● REQUIRED WORK: Reproduce all the entries exactly and keep the pictures out.

>> Start DATA SHOWN

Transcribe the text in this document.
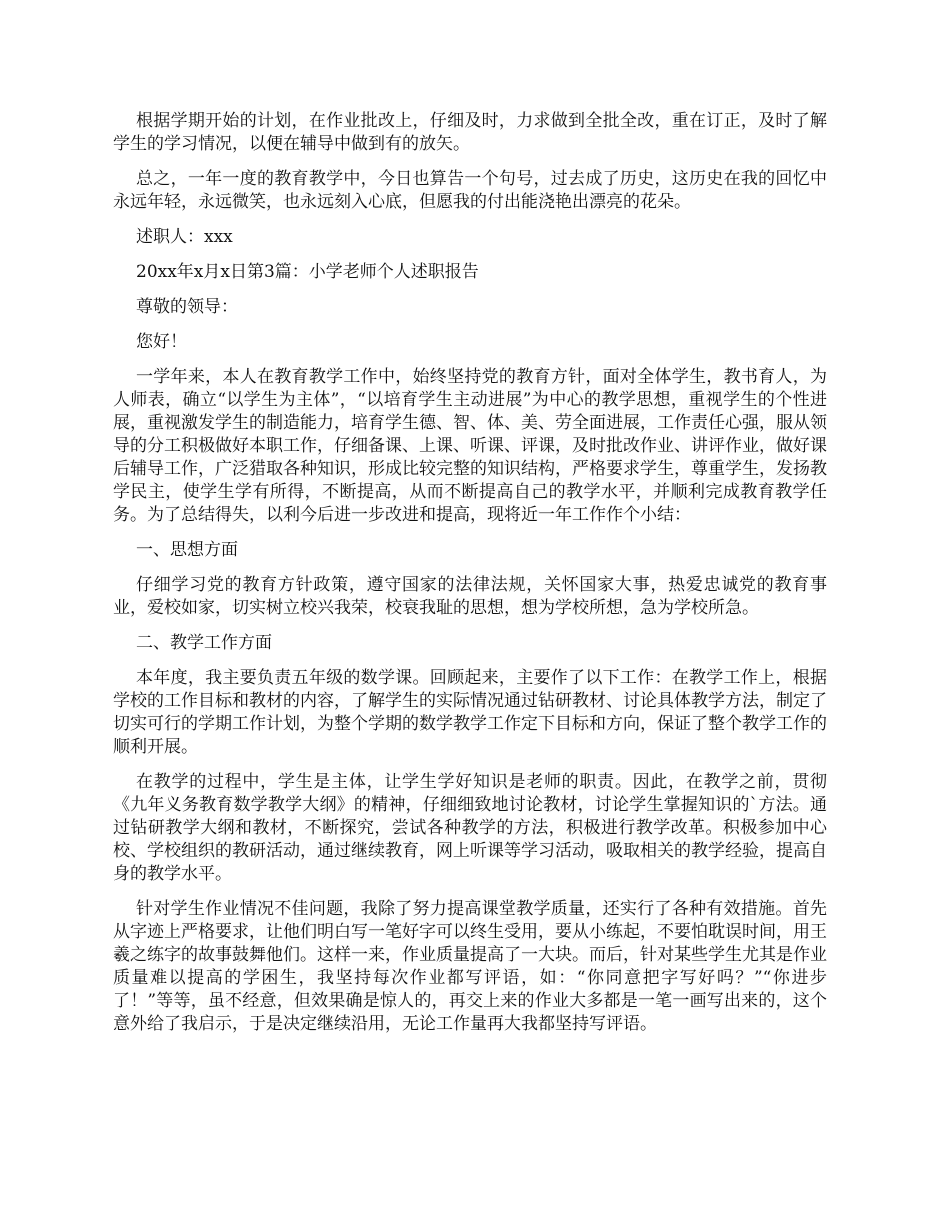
根据学期开始的计划，在作业批改上，仔细及时，力求做到全批全改，重在订正，及时了解学生的学习情况，以便在辅导中做到有的放矢。

总之，一年一度的教育教学中，今日也算告一个句号，过去成了历史，这历史在我的回忆中永远年轻，永远微笑，也永远刻入心底，但愿我的付出能浇艳出漂亮的花朵。

述职人：xxx

20xx年x月x日第3篇：小学老师个人述职报告

尊敬的领导：

您好！

一学年来，本人在教育教学工作中，始终坚持党的教育方针，面对全体学生，教书育人，为人师表，确立“以学生为主体”，“以培育学生主动进展”为中心的教学思想，重视学生的个性进展，重视激发学生的制造能力，培育学生德、智、体、美、劳全面进展，工作责任心强，服从领导的分工积极做好本职工作，仔细备课、上课、听课、评课，及时批改作业、讲评作业，做好课后辅导工作，广泛猎取各种知识，形成比较完整的知识结构，严格要求学生，尊重学生，发扬教学民主，使学生学有所得，不断提高，从而不断提高自己的教学水平，并顺利完成教育教学任务。为了总结得失，以利今后进一步改进和提高，现将近一年工作作个小结：

一、思想方面

仔细学习党的教育方针政策，遵守国家的法律法规，关怀国家大事，热爱忠诚党的教育事业，爱校如家，切实树立校兴我荣，校衰我耻的思想，想为学校所想，急为学校所急。

二、教学工作方面

本年度，我主要负责五年级的数学课。回顾起来，主要作了以下工作：在教学工作上，根据学校的工作目标和教材的内容，了解学生的实际情况通过钻研教材、讨论具体教学方法，制定了切实可行的学期工作计划，为整个学期的数学教学工作定下目标和方向，保证了整个教学工作的顺利开展。

在教学的过程中，学生是主体，让学生学好知识是老师的职责。因此，在教学之前，贯彻《九年义务教育数学教学大纲》的精神，仔细细致地讨论教材，讨论学生掌握知识的`方法。通过钻研教学大纲和教材，不断探究，尝试各种教学的方法，积极进行教学改革。积极参加中心校、学校组织的教研活动，通过继续教育，网上听课等学习活动，吸取相关的教学经验，提高自身的教学水平。

针对学生作业情况不佳问题，我除了努力提高课堂教学质量，还实行了各种有效措施。首先从字迹上严格要求，让他们明白写一笔好字可以终生受用，要从小练起，不要怕耽误时间，用王羲之练字的故事鼓舞他们。这样一来，作业质量提高了一大块。而后，针对某些学生尤其是作业质量难以提高的学困生，我坚持每次作业都写评语，如：“你同意把字写好吗？”“你进步了！”等等，虽不经意，但效果确是惊人的，再交上来的作业大多都是一笔一画写出来的，这个意外给了我启示，于是决定继续沿用，无论工作量再大我都坚持写评语。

>> End DATA SHOWN

● ANSWER FOR THIS EXERCISE:
Transcribe the text in this document.
根据学期开始的计划，在作业批改上，仔细及时，力求做到全批全改，重在订正，及时了解学生的学习情况，以便在辅导中做到有的放矢。

总之，一年一度的教育教学中，今日也算告一个句号，过去成了历史，这历史在我的回忆中永远年轻，永远微笑，也永远刻入心底，但愿我的付出能浇艳出漂亮的花朵。

述职人：xxx

20xx年x月x日第3篇：小学老师个人述职报告

尊敬的领导：

您好！

一学年来，本人在教育教学工作中，始终坚持党的教育方针，面对全体学生，教书育人，为人师表，确立“以学生为主体”，“以培育学生主动进展”为中心的教学思想，重视学生的个性进展，重视激发学生的制造能力，培育学生德、智、体、美、劳全面进展，工作责任心强，服从领导的分工积极做好本职工作，仔细备课、上课、听课、评课，及时批改作业、讲评作业，做好课后辅导工作，广泛猎取各种知识，形成比较完整的知识结构，严格要求学生，尊重学生，发扬教学民主，使学生学有所得，不断提高，从而不断提高自己的教学水平，并顺利完成教育教学任务。为了总结得失，以利今后进一步改进和提高，现将近一年工作作个小结：

一、思想方面

仔细学习党的教育方针政策，遵守国家的法律法规，关怀国家大事，热爱忠诚党的教育事业，爱校如家，切实树立校兴我荣，校衰我耻的思想，想为学校所想，急为学校所急。

二、教学工作方面

本年度，我主要负责五年级的数学课。回顾起来，主要作了以下工作：在教学工作上，根据学校的工作目标和教材的内容，了解学生的实际情况通过钻研教材、讨论具体教学方法，制定了切实可行的学期工作计划，为整个学期的数学教学工作定下目标和方向，保证了整个教学工作的顺利开展。

在教学的过程中，学生是主体，让学生学好知识是老师的职责。因此，在教学之前，贯彻《九年义务教育数学教学大纲》的精神，仔细细致地讨论教材，讨论学生掌握知识的`方法。通过钻研教学大纲和教材，不断探究，尝试各种教学的方法，积极进行教学改革。积极参加中心校、学校组织的教研活动，通过继续教育，网上听课等学习活动，吸取相关的教学经验，提高自身的教学水平。

针对学生作业情况不佳问题，我除了努力提高课堂教学质量，还实行了各种有效措施。首先从字迹上严格要求，让他们明白写一笔好字可以终生受用，要从小练起，不要怕耽误时间，用王羲之练字的故事鼓舞他们。这样一来，作业质量提高了一大块。而后，针对某些学生尤其是作业质量难以提高的学困生，我坚持每次作业都写评语，如：“你同意把字写好吗？”“你进步了！”等等，虽不经意，但效果确是惊人的，再交上来的作业大多都是一笔一画写出来的，这个意外给了我启示，于是决定继续沿用，无论工作量再大我都坚持写评语。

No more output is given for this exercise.